** BEGIN EXTRACTED MATERIAL **
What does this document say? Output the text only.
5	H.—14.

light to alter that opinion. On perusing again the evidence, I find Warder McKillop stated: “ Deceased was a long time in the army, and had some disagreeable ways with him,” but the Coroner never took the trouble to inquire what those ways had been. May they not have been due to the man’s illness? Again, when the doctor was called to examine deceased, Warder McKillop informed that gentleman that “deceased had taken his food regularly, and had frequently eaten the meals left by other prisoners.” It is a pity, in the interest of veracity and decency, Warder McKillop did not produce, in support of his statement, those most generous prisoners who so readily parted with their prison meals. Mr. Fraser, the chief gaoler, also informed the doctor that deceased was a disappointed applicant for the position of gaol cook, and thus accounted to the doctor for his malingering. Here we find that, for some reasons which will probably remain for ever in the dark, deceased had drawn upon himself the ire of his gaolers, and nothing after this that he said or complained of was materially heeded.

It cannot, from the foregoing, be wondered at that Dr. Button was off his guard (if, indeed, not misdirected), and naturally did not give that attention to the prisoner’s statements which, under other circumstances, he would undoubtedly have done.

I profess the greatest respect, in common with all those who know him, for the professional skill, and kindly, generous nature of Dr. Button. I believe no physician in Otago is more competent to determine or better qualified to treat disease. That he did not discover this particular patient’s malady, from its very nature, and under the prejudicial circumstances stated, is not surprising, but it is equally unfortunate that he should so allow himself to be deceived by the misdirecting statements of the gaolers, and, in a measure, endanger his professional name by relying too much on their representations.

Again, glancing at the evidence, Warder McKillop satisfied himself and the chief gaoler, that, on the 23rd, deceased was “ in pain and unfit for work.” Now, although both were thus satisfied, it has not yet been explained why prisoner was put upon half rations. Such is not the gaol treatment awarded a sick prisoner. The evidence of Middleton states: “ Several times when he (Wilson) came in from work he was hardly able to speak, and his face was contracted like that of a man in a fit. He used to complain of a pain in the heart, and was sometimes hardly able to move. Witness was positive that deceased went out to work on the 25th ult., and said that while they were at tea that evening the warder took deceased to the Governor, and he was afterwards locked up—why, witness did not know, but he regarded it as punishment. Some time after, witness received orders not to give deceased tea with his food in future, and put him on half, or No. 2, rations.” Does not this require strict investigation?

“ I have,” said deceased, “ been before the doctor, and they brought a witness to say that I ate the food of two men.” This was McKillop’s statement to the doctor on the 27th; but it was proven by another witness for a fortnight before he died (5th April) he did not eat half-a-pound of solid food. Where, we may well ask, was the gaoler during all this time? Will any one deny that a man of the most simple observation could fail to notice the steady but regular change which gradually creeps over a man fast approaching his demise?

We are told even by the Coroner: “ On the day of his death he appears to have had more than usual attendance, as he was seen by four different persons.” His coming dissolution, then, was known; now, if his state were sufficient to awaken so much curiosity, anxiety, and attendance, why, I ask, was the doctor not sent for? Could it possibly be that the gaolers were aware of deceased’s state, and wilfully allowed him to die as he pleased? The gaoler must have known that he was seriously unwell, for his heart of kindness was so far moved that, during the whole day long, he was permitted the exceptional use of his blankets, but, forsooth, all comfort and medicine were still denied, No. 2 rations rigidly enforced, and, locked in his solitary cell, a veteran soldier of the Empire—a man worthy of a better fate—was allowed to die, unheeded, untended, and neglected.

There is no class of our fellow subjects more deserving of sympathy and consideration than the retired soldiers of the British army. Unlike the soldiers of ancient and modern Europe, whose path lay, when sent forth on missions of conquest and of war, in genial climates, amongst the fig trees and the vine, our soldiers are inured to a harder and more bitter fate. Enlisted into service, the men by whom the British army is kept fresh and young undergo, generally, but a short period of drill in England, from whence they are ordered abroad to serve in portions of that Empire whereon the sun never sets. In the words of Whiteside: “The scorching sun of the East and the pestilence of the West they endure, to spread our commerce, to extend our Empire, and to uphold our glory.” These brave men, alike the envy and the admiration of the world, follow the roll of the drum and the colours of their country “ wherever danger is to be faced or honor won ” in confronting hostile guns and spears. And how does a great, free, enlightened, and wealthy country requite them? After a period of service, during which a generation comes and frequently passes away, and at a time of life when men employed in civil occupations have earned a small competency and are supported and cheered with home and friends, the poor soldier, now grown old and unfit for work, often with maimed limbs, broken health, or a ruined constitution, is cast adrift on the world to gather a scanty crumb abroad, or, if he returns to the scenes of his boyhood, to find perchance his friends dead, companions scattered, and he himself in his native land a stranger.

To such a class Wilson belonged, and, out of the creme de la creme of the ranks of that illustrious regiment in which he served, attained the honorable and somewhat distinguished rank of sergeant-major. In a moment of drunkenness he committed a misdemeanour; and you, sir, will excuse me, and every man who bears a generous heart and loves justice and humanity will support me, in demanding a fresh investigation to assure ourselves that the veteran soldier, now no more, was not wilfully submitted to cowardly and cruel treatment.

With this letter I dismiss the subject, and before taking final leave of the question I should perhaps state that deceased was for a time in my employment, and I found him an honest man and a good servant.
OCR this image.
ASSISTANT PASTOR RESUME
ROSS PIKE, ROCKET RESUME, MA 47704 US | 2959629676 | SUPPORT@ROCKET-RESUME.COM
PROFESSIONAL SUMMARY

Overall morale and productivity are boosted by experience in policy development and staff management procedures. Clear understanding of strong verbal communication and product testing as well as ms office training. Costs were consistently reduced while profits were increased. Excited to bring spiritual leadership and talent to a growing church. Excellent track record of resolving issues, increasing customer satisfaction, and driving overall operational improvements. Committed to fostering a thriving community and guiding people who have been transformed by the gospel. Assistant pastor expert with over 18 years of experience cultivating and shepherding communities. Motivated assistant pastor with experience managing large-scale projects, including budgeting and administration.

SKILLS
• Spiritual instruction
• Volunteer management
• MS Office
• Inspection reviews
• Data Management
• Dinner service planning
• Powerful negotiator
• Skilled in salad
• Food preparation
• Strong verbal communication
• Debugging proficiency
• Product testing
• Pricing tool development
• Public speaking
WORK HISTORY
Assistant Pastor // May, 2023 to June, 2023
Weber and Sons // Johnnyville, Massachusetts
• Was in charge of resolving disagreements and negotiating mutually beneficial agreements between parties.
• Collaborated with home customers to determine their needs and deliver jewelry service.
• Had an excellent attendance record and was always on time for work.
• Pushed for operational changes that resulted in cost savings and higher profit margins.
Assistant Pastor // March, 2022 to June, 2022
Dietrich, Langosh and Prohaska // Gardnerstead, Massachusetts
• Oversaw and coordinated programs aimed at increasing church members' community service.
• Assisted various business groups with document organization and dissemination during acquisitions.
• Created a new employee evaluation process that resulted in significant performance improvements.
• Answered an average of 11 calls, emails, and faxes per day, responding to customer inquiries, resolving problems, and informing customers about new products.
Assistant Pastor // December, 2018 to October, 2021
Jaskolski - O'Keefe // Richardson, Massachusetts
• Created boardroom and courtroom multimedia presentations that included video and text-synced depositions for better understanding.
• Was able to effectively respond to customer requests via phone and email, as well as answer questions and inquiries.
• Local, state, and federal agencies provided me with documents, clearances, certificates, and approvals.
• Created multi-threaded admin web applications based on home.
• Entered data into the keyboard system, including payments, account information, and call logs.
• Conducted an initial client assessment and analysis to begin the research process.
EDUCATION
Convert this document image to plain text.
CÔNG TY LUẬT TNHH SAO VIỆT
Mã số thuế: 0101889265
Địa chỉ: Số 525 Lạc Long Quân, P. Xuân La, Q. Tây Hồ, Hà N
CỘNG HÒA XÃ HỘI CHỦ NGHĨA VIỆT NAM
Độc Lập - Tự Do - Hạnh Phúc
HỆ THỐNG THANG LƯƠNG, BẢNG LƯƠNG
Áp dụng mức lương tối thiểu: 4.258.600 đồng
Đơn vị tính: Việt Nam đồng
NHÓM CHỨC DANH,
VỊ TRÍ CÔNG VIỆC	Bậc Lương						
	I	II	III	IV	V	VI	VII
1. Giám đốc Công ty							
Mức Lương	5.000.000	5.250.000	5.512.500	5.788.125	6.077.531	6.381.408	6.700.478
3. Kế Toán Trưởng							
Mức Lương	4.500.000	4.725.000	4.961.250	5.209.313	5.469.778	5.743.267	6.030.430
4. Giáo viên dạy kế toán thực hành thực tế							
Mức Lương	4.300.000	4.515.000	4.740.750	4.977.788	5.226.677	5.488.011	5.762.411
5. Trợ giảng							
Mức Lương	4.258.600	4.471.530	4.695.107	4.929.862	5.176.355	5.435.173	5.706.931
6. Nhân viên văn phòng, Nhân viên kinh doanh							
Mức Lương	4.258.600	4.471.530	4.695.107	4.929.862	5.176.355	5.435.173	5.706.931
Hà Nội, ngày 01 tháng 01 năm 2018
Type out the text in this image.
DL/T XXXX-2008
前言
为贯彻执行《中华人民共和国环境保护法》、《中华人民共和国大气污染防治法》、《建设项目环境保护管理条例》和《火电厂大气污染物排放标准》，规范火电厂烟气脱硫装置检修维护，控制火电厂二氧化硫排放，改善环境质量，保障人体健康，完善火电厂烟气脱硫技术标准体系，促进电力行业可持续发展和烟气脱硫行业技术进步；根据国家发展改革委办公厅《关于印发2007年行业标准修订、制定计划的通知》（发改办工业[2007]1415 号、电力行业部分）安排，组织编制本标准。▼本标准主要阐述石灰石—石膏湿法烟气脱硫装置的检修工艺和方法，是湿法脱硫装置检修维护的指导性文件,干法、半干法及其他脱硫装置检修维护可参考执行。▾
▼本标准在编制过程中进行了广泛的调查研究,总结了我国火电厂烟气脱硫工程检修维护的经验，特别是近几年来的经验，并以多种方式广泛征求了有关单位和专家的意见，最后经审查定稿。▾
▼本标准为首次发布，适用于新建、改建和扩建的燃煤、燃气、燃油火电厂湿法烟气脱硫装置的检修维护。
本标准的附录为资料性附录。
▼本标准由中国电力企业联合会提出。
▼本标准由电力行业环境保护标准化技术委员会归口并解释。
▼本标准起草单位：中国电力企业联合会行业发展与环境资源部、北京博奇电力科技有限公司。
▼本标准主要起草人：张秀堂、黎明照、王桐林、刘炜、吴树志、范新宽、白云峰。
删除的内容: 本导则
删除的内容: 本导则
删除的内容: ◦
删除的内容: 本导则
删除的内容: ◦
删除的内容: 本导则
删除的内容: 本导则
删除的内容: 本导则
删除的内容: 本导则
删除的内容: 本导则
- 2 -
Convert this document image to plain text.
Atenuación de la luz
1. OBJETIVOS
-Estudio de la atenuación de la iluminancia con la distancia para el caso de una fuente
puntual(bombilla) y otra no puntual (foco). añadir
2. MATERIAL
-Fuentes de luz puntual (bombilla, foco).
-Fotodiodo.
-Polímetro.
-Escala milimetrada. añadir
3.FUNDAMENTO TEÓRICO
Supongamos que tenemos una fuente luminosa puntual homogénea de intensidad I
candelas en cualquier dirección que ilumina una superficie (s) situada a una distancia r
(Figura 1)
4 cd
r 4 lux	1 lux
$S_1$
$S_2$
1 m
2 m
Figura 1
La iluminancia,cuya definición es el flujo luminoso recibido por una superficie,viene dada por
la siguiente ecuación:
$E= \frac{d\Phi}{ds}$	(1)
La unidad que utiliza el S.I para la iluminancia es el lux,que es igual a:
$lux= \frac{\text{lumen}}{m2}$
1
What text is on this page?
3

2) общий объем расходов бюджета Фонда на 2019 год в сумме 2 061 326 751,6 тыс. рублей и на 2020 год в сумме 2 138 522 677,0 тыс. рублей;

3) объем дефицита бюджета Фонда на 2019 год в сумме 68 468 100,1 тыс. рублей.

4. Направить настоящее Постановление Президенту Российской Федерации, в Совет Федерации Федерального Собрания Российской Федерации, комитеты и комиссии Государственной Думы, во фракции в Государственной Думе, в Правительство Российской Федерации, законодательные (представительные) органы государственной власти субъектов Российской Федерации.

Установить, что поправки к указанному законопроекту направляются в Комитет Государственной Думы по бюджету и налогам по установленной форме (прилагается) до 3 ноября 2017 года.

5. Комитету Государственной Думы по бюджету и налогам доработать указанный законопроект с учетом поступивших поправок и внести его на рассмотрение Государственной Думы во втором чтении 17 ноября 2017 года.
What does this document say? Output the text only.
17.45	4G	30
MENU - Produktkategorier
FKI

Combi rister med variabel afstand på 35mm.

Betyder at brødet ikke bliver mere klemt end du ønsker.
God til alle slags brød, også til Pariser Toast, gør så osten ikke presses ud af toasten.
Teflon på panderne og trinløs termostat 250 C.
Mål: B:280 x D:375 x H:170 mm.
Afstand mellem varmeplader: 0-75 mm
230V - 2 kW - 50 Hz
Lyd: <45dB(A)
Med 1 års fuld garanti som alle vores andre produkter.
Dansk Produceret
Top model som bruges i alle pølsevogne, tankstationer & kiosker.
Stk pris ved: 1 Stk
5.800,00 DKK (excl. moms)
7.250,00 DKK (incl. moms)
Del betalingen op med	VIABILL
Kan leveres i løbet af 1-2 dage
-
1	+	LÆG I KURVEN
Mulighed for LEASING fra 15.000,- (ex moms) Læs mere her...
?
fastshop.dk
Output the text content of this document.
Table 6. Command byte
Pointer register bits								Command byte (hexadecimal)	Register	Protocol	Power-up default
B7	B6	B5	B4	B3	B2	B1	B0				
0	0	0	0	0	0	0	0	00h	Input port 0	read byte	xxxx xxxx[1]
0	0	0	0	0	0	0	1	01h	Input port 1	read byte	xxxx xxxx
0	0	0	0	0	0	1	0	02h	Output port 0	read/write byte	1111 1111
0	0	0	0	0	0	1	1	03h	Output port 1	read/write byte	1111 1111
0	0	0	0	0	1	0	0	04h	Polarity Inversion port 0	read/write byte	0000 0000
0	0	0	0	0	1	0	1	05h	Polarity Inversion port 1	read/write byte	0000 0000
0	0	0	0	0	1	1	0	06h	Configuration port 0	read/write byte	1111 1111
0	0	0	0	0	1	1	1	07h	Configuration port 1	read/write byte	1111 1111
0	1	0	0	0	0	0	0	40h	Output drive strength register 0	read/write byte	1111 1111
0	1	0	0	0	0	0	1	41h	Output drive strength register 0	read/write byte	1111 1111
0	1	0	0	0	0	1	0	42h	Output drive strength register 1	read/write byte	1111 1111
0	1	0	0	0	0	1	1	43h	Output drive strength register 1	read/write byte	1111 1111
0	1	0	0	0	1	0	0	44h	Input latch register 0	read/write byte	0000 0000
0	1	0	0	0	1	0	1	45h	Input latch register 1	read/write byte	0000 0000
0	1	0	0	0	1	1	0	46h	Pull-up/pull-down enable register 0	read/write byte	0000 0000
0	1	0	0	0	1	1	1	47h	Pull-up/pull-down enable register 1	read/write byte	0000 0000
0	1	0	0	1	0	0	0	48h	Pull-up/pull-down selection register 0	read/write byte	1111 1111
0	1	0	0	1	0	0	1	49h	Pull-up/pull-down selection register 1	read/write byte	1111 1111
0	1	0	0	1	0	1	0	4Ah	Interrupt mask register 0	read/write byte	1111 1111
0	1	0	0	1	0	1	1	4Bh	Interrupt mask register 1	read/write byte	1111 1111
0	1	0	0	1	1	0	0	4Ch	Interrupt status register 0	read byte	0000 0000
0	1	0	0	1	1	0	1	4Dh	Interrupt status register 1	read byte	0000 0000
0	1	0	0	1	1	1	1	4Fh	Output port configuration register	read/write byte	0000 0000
** END EXTRACTED MATERIAL **
● **EXERCISE AIM**: Gather each line in these records that contains the string "inquiries".

● **THE SOLUTION**:
• Answered an average of 11 calls, emails, and faxes per day, responding to customer inquiries, resolving problems, and informing customers about new products.
• Was able to effectively respond to customer requests via phone and email, as well as answer questions and inquiries.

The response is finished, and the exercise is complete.